— START —
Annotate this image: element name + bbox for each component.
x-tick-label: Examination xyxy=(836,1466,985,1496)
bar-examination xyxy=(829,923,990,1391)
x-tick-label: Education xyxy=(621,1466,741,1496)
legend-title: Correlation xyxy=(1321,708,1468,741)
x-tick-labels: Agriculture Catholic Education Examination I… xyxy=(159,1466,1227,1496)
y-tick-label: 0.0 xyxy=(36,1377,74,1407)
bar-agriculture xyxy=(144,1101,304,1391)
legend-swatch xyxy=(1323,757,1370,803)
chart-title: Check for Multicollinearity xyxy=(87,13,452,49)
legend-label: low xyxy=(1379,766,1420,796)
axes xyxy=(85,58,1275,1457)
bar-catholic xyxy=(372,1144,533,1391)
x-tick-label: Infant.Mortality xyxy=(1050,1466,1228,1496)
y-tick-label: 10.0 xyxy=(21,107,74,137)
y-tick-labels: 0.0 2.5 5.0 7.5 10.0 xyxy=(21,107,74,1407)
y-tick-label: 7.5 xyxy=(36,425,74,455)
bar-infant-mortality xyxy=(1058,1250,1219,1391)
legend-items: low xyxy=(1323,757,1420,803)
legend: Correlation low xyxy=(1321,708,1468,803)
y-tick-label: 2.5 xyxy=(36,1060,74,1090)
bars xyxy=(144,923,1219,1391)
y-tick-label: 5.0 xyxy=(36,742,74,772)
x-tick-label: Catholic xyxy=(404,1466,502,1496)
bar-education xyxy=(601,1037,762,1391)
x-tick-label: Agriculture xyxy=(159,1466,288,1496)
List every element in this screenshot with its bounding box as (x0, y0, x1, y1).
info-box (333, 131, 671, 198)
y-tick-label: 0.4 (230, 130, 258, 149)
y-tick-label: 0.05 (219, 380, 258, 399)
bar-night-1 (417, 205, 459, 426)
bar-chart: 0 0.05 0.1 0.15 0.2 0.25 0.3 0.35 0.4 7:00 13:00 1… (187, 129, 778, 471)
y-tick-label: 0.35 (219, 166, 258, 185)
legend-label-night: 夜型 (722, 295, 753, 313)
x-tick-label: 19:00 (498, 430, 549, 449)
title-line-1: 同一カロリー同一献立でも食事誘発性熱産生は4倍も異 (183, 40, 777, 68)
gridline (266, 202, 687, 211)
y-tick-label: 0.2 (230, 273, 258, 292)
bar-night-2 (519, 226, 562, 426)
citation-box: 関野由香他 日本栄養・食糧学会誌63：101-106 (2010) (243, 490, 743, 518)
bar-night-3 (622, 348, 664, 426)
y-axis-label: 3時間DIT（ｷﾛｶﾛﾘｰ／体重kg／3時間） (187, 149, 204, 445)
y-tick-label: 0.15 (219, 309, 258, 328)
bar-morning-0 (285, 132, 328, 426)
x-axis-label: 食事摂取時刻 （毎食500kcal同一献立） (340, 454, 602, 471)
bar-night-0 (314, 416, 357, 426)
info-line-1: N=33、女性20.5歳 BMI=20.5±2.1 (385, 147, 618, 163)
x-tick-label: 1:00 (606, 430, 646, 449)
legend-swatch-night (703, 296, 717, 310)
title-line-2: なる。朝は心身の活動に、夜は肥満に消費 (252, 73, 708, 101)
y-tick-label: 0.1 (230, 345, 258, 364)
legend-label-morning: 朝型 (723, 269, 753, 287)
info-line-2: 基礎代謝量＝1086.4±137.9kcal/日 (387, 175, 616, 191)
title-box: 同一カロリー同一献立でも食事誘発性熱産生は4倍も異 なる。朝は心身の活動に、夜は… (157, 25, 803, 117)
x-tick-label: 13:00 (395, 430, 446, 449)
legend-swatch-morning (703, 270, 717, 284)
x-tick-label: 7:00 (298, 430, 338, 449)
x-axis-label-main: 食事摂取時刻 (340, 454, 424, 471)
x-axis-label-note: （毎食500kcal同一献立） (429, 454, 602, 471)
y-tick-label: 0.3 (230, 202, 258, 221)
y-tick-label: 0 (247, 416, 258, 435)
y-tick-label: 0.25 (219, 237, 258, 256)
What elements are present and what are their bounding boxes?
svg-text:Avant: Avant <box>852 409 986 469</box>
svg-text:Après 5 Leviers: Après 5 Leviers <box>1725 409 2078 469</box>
— END —
THE TASK:
Return all of the lines above without changing anything, from the first line through the last.

RIGHT ANSWER:
Annotate this image: element name + bbox for each component.
x-tick-label: Examination xyxy=(836,1466,985,1496)
bar-examination xyxy=(829,923,990,1391)
x-tick-label: Education xyxy=(621,1466,741,1496)
legend-title: Correlation xyxy=(1321,708,1468,741)
x-tick-labels: Agriculture Catholic Education Examination I… xyxy=(159,1466,1227,1496)
y-tick-label: 0.0 xyxy=(36,1377,74,1407)
bar-agriculture xyxy=(144,1101,304,1391)
legend-swatch xyxy=(1323,757,1370,803)
chart-title: Check for Multicollinearity xyxy=(87,13,452,49)
legend-label: low xyxy=(1379,766,1420,796)
axes xyxy=(85,58,1275,1457)
bar-catholic xyxy=(372,1144,533,1391)
x-tick-label: Infant.Mortality xyxy=(1050,1466,1228,1496)
y-tick-label: 10.0 xyxy=(21,107,74,137)
y-tick-labels: 0.0 2.5 5.0 7.5 10.0 xyxy=(21,107,74,1407)
y-tick-label: 7.5 xyxy=(36,425,74,455)
bar-infant-mortality xyxy=(1058,1250,1219,1391)
legend-items: low xyxy=(1323,757,1420,803)
legend: Correlation low xyxy=(1321,708,1468,803)
y-tick-label: 2.5 xyxy=(36,1060,74,1090)
bars xyxy=(144,923,1219,1391)
y-tick-label: 5.0 xyxy=(36,742,74,772)
x-tick-label: Catholic xyxy=(404,1466,502,1496)
bar-education xyxy=(601,1037,762,1391)
x-tick-label: Agriculture xyxy=(159,1466,288,1496)
List every element in this screenshot with its bounding box as (x0, y0, x1, y1).
info-box (333, 131, 671, 198)
y-tick-label: 0.4 (230, 130, 258, 149)
y-tick-label: 0.05 (219, 380, 258, 399)
bar-night-1 (417, 205, 459, 426)
bar-chart: 0 0.05 0.1 0.15 0.2 0.25 0.3 0.35 0.4 7:00 13:00 1… (187, 129, 778, 471)
y-tick-label: 0.35 (219, 166, 258, 185)
legend-label-night: 夜型 (722, 295, 753, 313)
x-tick-label: 19:00 (498, 430, 549, 449)
title-line-1: 同一カロリー同一献立でも食事誘発性熱産生は4倍も異 (183, 40, 777, 68)
gridline (266, 202, 687, 211)
y-tick-label: 0.2 (230, 273, 258, 292)
bar-night-2 (519, 226, 562, 426)
citation-box: 関野由香他 日本栄養・食糧学会誌63：101-106 (2010) (243, 490, 743, 518)
bar-night-3 (622, 348, 664, 426)
y-axis-label: 3時間DIT（ｷﾛｶﾛﾘｰ／体重kg／3時間） (187, 149, 204, 445)
y-tick-label: 0.15 (219, 309, 258, 328)
bar-morning-0 (285, 132, 328, 426)
x-axis-label: 食事摂取時刻 （毎食500kcal同一献立） (340, 454, 602, 471)
bar-night-0 (314, 416, 357, 426)
info-line-1: N=33、女性20.5歳 BMI=20.5±2.1 (385, 147, 618, 163)
x-tick-label: 1:00 (606, 430, 646, 449)
legend-swatch-night (703, 296, 717, 310)
title-line-2: なる。朝は心身の活動に、夜は肥満に消費 (252, 73, 708, 101)
y-tick-label: 0.1 (230, 345, 258, 364)
legend-label-morning: 朝型 (723, 269, 753, 287)
info-line-2: 基礎代謝量＝1086.4±137.9kcal/日 (387, 175, 616, 191)
title-box: 同一カロリー同一献立でも食事誘発性熱産生は4倍も異 なる。朝は心身の活動に、夜は… (157, 25, 803, 117)
x-tick-label: 13:00 (395, 430, 446, 449)
legend-swatch-morning (703, 270, 717, 284)
x-tick-label: 7:00 (298, 430, 338, 449)
x-axis-label-main: 食事摂取時刻 (340, 454, 424, 471)
x-axis-label-note: （毎食500kcal同一献立） (429, 454, 602, 471)
y-tick-label: 0.3 (230, 202, 258, 221)
y-tick-label: 0 (247, 416, 258, 435)
y-tick-label: 0.25 (219, 237, 258, 256)
What elements are present and what are their bounding boxes?
svg-text:Avant: Avant <box>852 409 986 469</box>
svg-text:Après 5 Leviers: Après 5 Leviers <box>1725 409 2078 469</box>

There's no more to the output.